• **Stated problem**
Pictures appear in the records below; write out everything else exactly.

• **Entries shown**
-- -- --

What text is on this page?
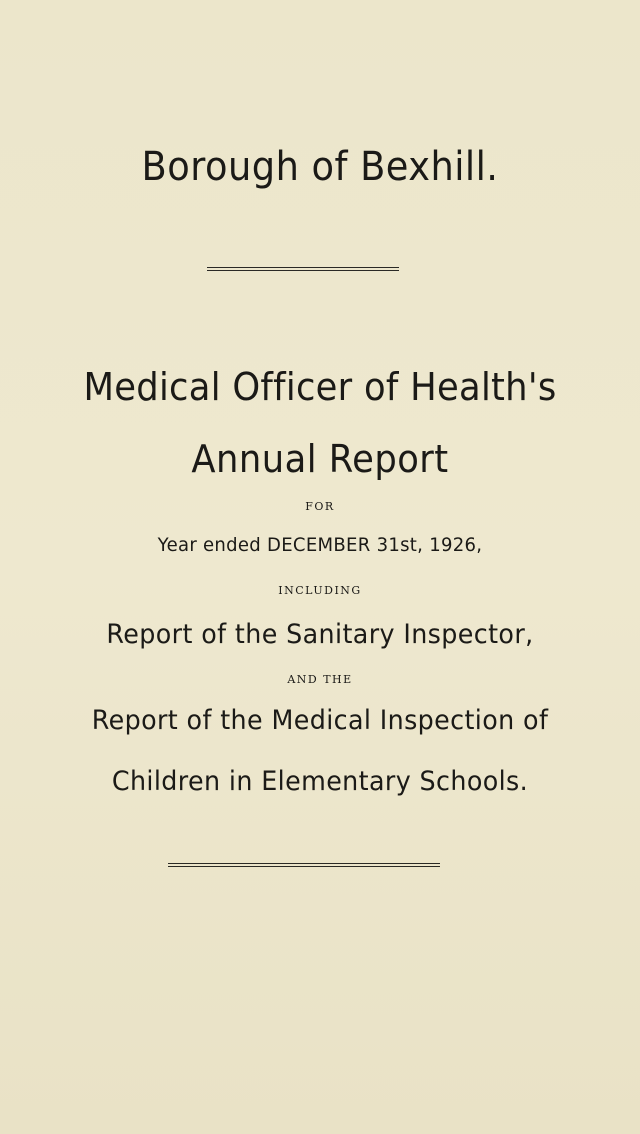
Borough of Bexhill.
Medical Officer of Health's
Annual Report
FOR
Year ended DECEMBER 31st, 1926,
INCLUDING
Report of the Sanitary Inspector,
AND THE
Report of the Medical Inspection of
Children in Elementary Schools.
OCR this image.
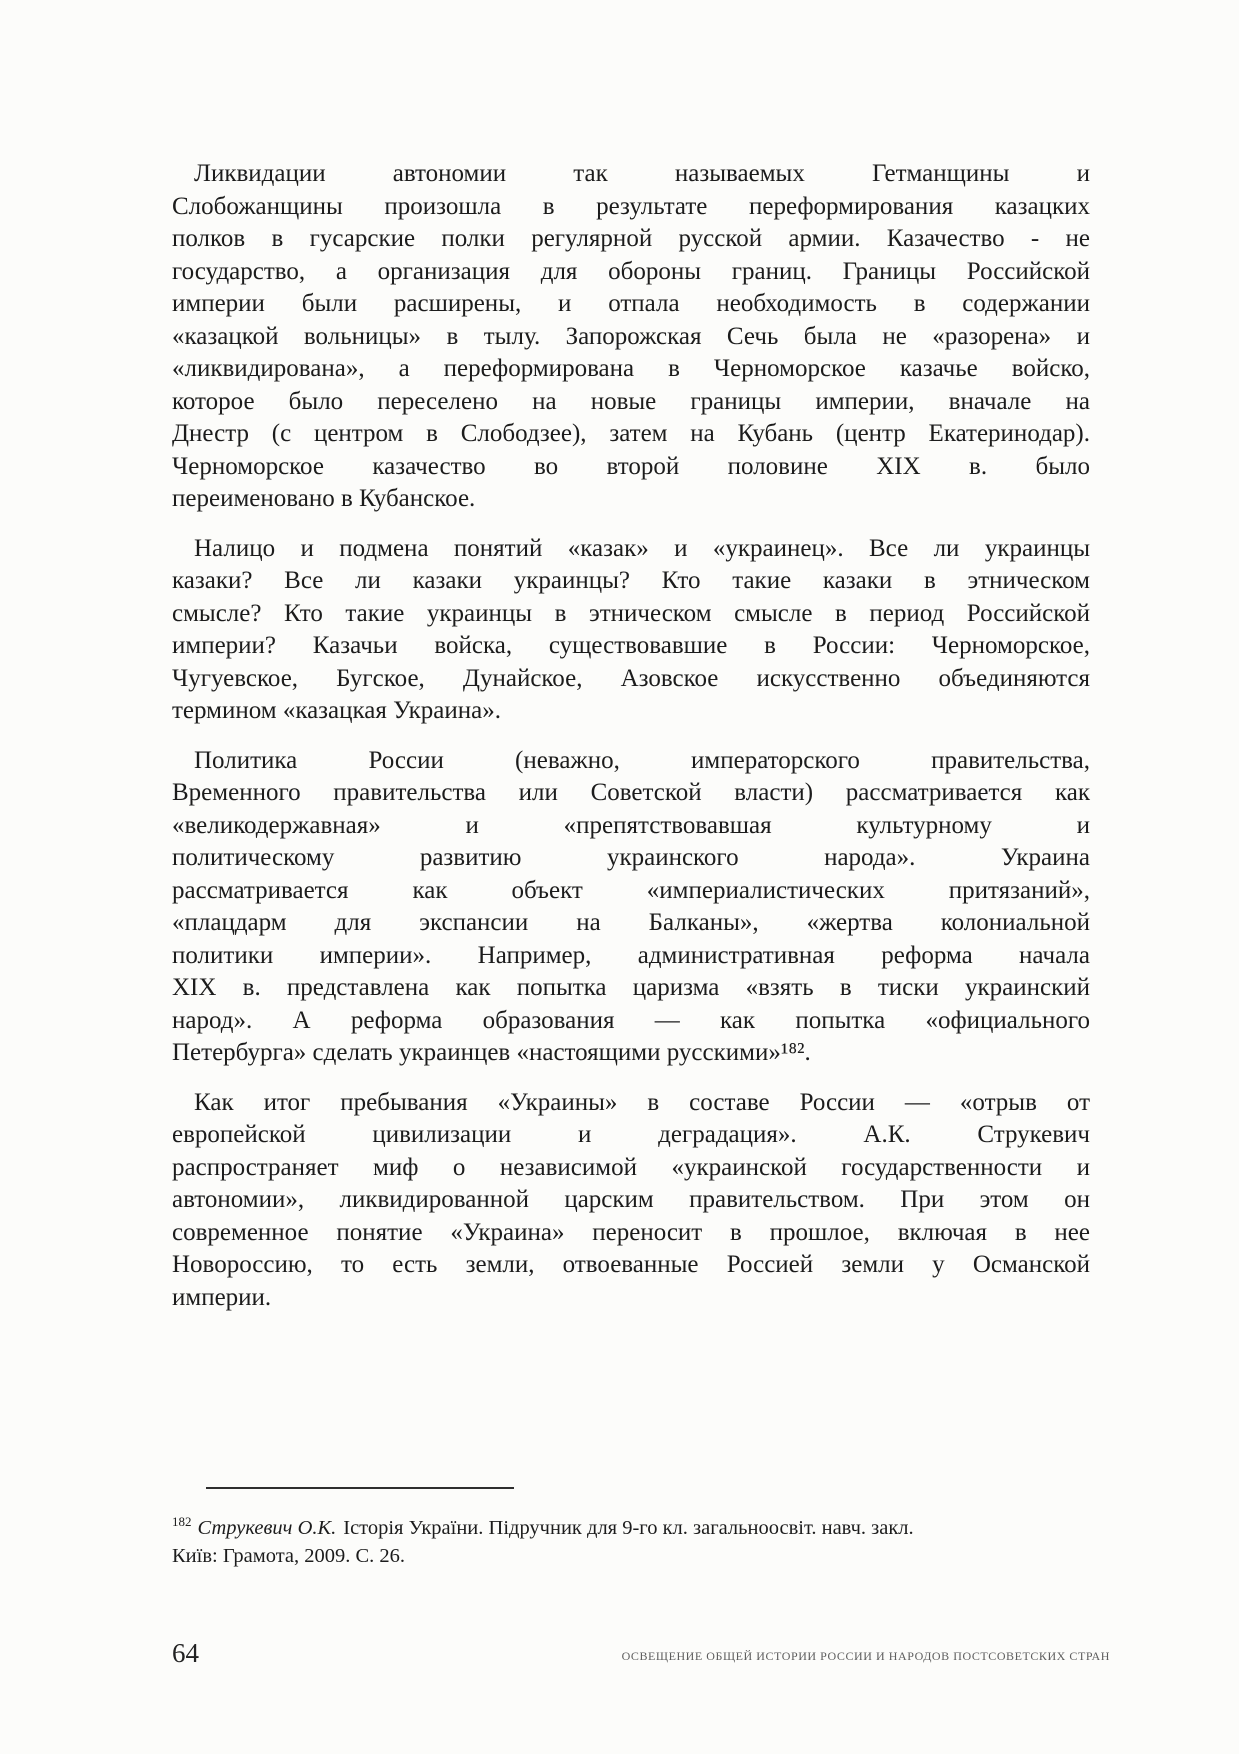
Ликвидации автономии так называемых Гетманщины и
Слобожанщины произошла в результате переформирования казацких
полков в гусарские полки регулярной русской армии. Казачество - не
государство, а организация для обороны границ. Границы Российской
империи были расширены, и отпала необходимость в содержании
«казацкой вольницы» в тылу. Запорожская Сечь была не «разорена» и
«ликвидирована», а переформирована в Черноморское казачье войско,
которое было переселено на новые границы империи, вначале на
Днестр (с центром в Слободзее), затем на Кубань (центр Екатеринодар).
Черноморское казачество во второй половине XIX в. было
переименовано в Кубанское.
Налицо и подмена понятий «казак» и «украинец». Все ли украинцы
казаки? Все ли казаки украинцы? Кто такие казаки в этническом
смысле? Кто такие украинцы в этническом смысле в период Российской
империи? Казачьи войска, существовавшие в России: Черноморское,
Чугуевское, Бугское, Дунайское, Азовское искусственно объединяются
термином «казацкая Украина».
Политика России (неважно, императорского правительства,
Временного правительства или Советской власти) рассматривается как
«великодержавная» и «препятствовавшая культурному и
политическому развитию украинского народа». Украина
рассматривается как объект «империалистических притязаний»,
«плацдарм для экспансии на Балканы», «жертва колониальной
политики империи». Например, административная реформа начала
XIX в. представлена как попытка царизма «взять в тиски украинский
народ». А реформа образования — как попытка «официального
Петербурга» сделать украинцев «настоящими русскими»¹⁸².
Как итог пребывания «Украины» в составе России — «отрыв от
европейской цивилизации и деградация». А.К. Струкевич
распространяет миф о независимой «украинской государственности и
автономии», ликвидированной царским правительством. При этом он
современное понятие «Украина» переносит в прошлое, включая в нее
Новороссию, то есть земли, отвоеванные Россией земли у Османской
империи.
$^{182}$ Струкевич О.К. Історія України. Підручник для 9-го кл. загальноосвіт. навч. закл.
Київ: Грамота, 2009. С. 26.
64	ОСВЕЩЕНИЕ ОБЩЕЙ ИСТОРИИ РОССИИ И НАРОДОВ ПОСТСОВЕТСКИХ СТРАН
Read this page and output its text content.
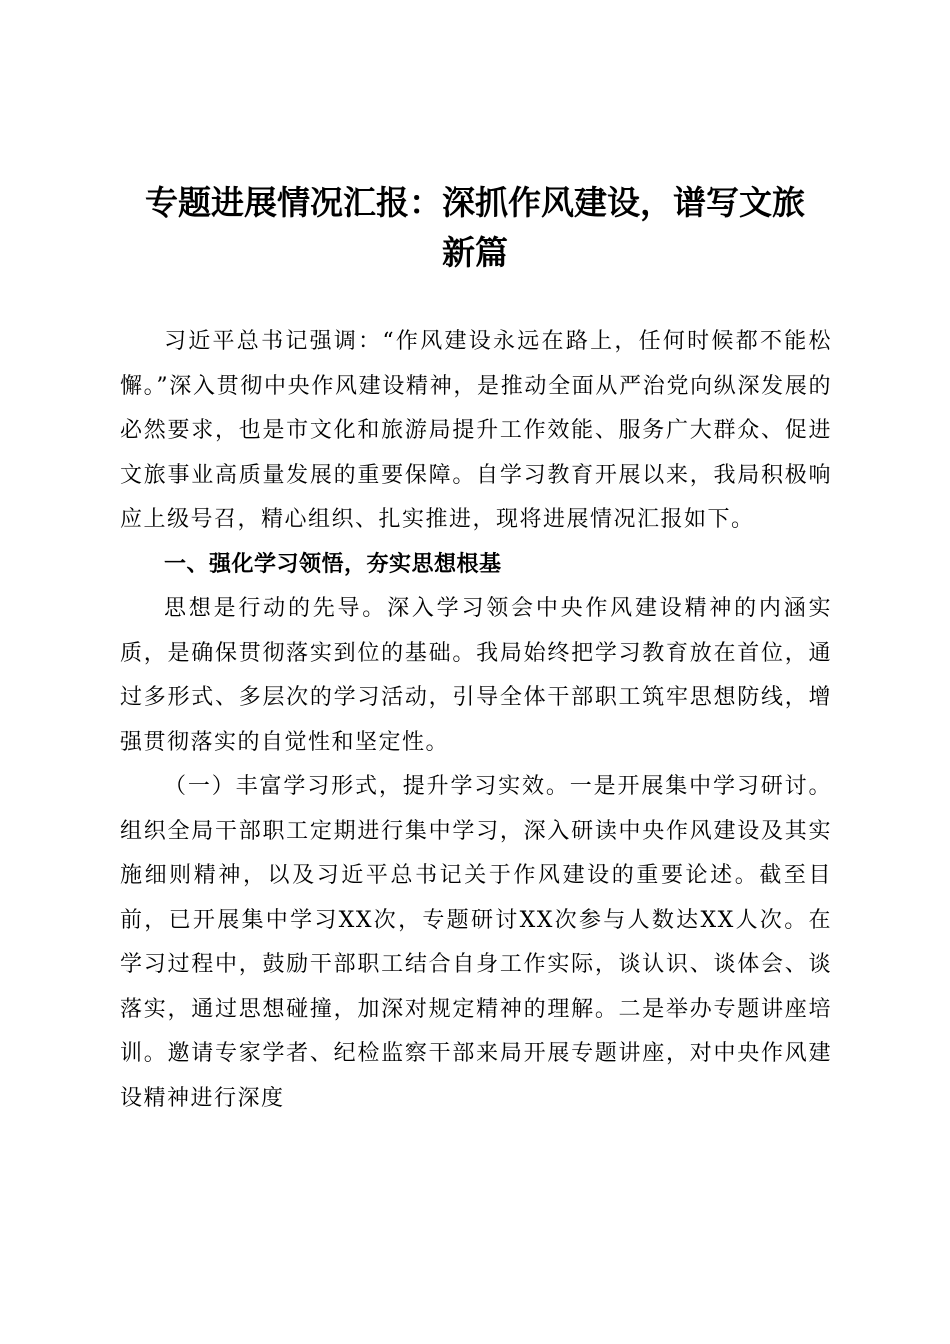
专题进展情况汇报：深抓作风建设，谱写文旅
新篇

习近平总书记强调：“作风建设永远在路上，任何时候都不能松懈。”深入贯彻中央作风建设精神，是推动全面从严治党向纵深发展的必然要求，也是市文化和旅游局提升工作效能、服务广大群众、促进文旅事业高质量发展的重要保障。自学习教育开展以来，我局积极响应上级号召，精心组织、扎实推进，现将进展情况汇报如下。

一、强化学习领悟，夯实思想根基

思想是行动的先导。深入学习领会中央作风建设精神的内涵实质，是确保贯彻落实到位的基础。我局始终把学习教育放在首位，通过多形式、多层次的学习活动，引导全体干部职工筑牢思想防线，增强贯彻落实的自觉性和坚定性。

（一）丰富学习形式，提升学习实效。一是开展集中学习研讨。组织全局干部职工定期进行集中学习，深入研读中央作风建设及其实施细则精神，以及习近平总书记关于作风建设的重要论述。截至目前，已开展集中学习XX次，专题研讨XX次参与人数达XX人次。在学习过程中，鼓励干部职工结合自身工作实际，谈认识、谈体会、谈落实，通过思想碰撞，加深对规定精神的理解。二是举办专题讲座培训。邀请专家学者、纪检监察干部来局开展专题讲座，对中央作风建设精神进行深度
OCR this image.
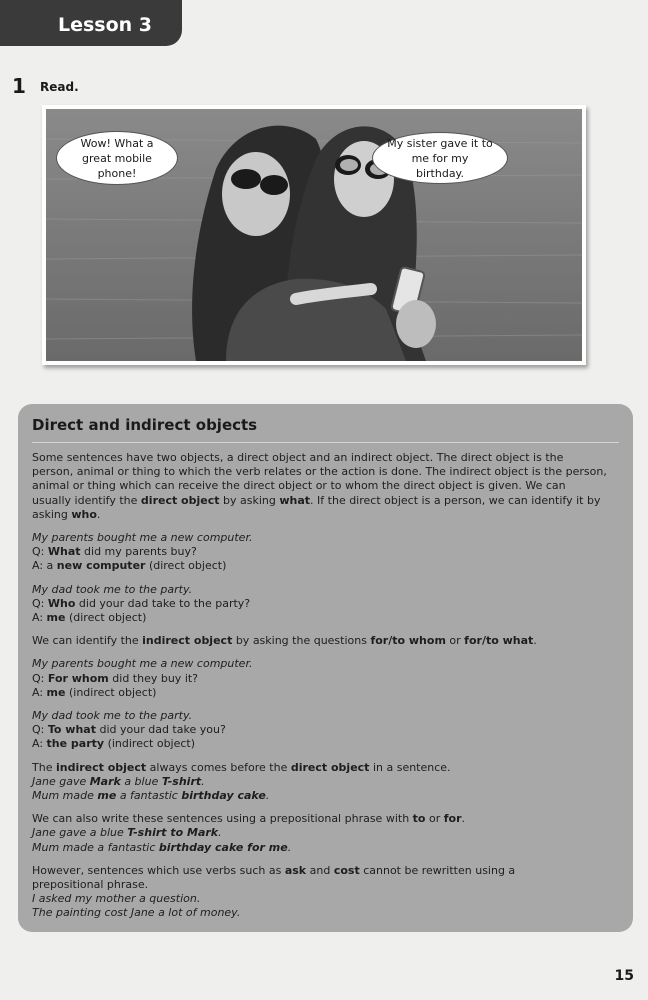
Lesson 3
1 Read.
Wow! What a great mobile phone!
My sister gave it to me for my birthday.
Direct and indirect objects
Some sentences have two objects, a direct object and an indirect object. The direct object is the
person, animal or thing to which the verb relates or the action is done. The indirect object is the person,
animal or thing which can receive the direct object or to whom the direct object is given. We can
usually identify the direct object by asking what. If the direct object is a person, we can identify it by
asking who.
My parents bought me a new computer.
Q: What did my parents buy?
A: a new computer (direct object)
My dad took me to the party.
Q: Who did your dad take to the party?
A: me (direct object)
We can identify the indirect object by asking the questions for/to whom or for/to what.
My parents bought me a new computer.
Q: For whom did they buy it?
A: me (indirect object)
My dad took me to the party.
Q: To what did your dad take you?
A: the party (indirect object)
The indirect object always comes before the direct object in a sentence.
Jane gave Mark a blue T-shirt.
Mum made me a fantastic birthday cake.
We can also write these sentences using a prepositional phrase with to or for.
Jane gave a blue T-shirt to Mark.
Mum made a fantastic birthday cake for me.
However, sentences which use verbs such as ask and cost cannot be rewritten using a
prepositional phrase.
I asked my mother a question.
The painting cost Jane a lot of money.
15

-- -- --

• **Finished task**
What text is on this page?
Borough of Bexhill.
Medical Officer of Health's
Annual Report
FOR
Year ended DECEMBER 31st, 1926,
INCLUDING
Report of the Sanitary Inspector,
AND THE
Report of the Medical Inspection of
Children in Elementary Schools.
OCR this image.
Ликвидации автономии так называемых Гетманщины и
Слобожанщины произошла в результате переформирования казацких
полков в гусарские полки регулярной русской армии. Казачество - не
государство, а организация для обороны границ. Границы Российской
империи были расширены, и отпала необходимость в содержании
«казацкой вольницы» в тылу. Запорожская Сечь была не «разорена» и
«ликвидирована», а переформирована в Черноморское казачье войско,
которое было переселено на новые границы империи, вначале на
Днестр (с центром в Слободзее), затем на Кубань (центр Екатеринодар).
Черноморское казачество во второй половине XIX в. было
переименовано в Кубанское.
Налицо и подмена понятий «казак» и «украинец». Все ли украинцы
казаки? Все ли казаки украинцы? Кто такие казаки в этническом
смысле? Кто такие украинцы в этническом смысле в период Российской
империи? Казачьи войска, существовавшие в России: Черноморское,
Чугуевское, Бугское, Дунайское, Азовское искусственно объединяются
термином «казацкая Украина».
Политика России (неважно, императорского правительства,
Временного правительства или Советской власти) рассматривается как
«великодержавная» и «препятствовавшая культурному и
политическому развитию украинского народа». Украина
рассматривается как объект «империалистических притязаний»,
«плацдарм для экспансии на Балканы», «жертва колониальной
политики империи». Например, административная реформа начала
XIX в. представлена как попытка царизма «взять в тиски украинский
народ». А реформа образования — как попытка «официального
Петербурга» сделать украинцев «настоящими русскими»¹⁸².
Как итог пребывания «Украины» в составе России — «отрыв от
европейской цивилизации и деградация». А.К. Струкевич
распространяет миф о независимой «украинской государственности и
автономии», ликвидированной царским правительством. При этом он
современное понятие «Украина» переносит в прошлое, включая в нее
Новороссию, то есть земли, отвоеванные Россией земли у Османской
империи.
$^{182}$ Струкевич О.К. Історія України. Підручник для 9-го кл. загальноосвіт. навч. закл.
Київ: Грамота, 2009. С. 26.
64	ОСВЕЩЕНИЕ ОБЩЕЙ ИСТОРИИ РОССИИ И НАРОДОВ ПОСТСОВЕТСКИХ СТРАН
Read this page and output its text content.
专题进展情况汇报：深抓作风建设，谱写文旅
新篇

习近平总书记强调：“作风建设永远在路上，任何时候都不能松懈。”深入贯彻中央作风建设精神，是推动全面从严治党向纵深发展的必然要求，也是市文化和旅游局提升工作效能、服务广大群众、促进文旅事业高质量发展的重要保障。自学习教育开展以来，我局积极响应上级号召，精心组织、扎实推进，现将进展情况汇报如下。

一、强化学习领悟，夯实思想根基

思想是行动的先导。深入学习领会中央作风建设精神的内涵实质，是确保贯彻落实到位的基础。我局始终把学习教育放在首位，通过多形式、多层次的学习活动，引导全体干部职工筑牢思想防线，增强贯彻落实的自觉性和坚定性。

（一）丰富学习形式，提升学习实效。一是开展集中学习研讨。组织全局干部职工定期进行集中学习，深入研读中央作风建设及其实施细则精神，以及习近平总书记关于作风建设的重要论述。截至目前，已开展集中学习XX次，专题研讨XX次参与人数达XX人次。在学习过程中，鼓励干部职工结合自身工作实际，谈认识、谈体会、谈落实，通过思想碰撞，加深对规定精神的理解。二是举办专题讲座培训。邀请专家学者、纪检监察干部来局开展专题讲座，对中央作风建设精神进行深度
OCR this image.
Lesson 3
1 Read.
Wow! What a great mobile phone!
My sister gave it to me for my birthday.
Direct and indirect objects
Some sentences have two objects, a direct object and an indirect object. The direct object is the
person, animal or thing to which the verb relates or the action is done. The indirect object is the person,
animal or thing which can receive the direct object or to whom the direct object is given. We can
usually identify the direct object by asking what. If the direct object is a person, we can identify it by
asking who.
My parents bought me a new computer.
Q: What did my parents buy?
A: a new computer (direct object)
My dad took me to the party.
Q: Who did your dad take to the party?
A: me (direct object)
We can identify the indirect object by asking the questions for/to whom or for/to what.
My parents bought me a new computer.
Q: For whom did they buy it?
A: me (indirect object)
My dad took me to the party.
Q: To what did your dad take you?
A: the party (indirect object)
The indirect object always comes before the direct object in a sentence.
Jane gave Mark a blue T-shirt.
Mum made me a fantastic birthday cake.
We can also write these sentences using a prepositional phrase with to or for.
Jane gave a blue T-shirt to Mark.
Mum made a fantastic birthday cake for me.
However, sentences which use verbs such as ask and cost cannot be rewritten using a
prepositional phrase.
I asked my mother a question.
The painting cost Jane a lot of money.
15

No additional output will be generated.